Where the data below has the string "label", return the whole line.

== SUPPLIED DATA

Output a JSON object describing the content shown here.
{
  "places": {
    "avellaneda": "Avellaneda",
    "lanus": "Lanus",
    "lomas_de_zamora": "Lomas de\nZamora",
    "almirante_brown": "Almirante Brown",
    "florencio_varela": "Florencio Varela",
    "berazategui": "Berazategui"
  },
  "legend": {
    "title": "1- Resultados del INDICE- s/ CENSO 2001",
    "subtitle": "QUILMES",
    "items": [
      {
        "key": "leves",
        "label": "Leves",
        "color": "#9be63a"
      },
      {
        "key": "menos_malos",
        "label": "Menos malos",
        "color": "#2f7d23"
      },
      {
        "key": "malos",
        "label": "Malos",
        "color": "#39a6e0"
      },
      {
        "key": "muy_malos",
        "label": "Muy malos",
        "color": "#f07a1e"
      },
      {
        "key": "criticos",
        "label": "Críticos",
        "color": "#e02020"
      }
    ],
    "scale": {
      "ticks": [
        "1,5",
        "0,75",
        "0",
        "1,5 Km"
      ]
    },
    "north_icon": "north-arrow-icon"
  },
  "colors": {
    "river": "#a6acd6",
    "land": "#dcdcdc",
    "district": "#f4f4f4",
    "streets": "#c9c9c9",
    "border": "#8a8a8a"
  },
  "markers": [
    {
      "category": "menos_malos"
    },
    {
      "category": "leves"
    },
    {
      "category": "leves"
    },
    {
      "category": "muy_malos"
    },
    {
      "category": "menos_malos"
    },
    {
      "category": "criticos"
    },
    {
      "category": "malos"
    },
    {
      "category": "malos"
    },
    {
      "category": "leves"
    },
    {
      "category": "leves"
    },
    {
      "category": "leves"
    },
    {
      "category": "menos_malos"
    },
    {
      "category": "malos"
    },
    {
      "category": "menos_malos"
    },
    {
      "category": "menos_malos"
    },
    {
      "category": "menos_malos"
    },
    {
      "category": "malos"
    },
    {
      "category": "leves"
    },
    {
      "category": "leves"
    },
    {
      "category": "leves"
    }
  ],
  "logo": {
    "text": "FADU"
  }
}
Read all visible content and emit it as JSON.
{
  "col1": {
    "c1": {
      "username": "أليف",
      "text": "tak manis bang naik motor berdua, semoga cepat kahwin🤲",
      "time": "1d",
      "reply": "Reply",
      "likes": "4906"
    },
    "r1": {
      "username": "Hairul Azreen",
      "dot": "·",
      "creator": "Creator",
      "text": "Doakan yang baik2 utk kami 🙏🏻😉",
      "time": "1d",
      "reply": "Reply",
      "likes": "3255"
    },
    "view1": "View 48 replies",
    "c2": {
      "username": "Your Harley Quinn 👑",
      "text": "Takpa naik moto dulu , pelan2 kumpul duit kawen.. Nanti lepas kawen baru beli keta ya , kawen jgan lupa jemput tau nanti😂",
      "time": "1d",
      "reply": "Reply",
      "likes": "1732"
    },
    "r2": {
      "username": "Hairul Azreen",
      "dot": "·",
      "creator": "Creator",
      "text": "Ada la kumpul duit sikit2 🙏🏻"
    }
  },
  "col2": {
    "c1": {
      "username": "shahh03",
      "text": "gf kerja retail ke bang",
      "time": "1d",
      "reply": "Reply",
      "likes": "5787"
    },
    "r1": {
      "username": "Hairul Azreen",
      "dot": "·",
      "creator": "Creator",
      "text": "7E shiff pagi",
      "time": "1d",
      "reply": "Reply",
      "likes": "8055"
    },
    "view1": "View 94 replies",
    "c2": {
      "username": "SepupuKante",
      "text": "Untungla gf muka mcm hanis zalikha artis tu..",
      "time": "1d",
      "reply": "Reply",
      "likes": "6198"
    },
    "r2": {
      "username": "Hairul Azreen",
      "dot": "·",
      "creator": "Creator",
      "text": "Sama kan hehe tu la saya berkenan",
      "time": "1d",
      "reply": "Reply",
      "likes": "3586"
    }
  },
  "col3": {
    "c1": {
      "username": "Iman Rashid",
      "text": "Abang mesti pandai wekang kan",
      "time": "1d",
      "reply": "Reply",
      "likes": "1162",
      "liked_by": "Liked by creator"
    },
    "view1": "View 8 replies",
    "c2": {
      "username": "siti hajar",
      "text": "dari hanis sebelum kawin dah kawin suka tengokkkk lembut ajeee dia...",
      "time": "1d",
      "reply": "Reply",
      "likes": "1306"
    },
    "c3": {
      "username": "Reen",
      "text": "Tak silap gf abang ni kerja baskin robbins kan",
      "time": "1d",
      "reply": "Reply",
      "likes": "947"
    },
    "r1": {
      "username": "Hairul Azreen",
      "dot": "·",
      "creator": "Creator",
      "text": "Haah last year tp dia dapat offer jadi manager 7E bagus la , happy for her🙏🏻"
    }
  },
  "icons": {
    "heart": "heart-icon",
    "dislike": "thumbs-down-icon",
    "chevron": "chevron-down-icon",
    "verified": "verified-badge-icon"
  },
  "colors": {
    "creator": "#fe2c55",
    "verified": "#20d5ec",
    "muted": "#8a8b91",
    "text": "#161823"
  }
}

====

> **EXPECTED OUTPUT**
        "label": "Leves",
        "label": "Menos malos",
        "label": "Malos",
        "label": "Muy malos",
        "label": "Críticos",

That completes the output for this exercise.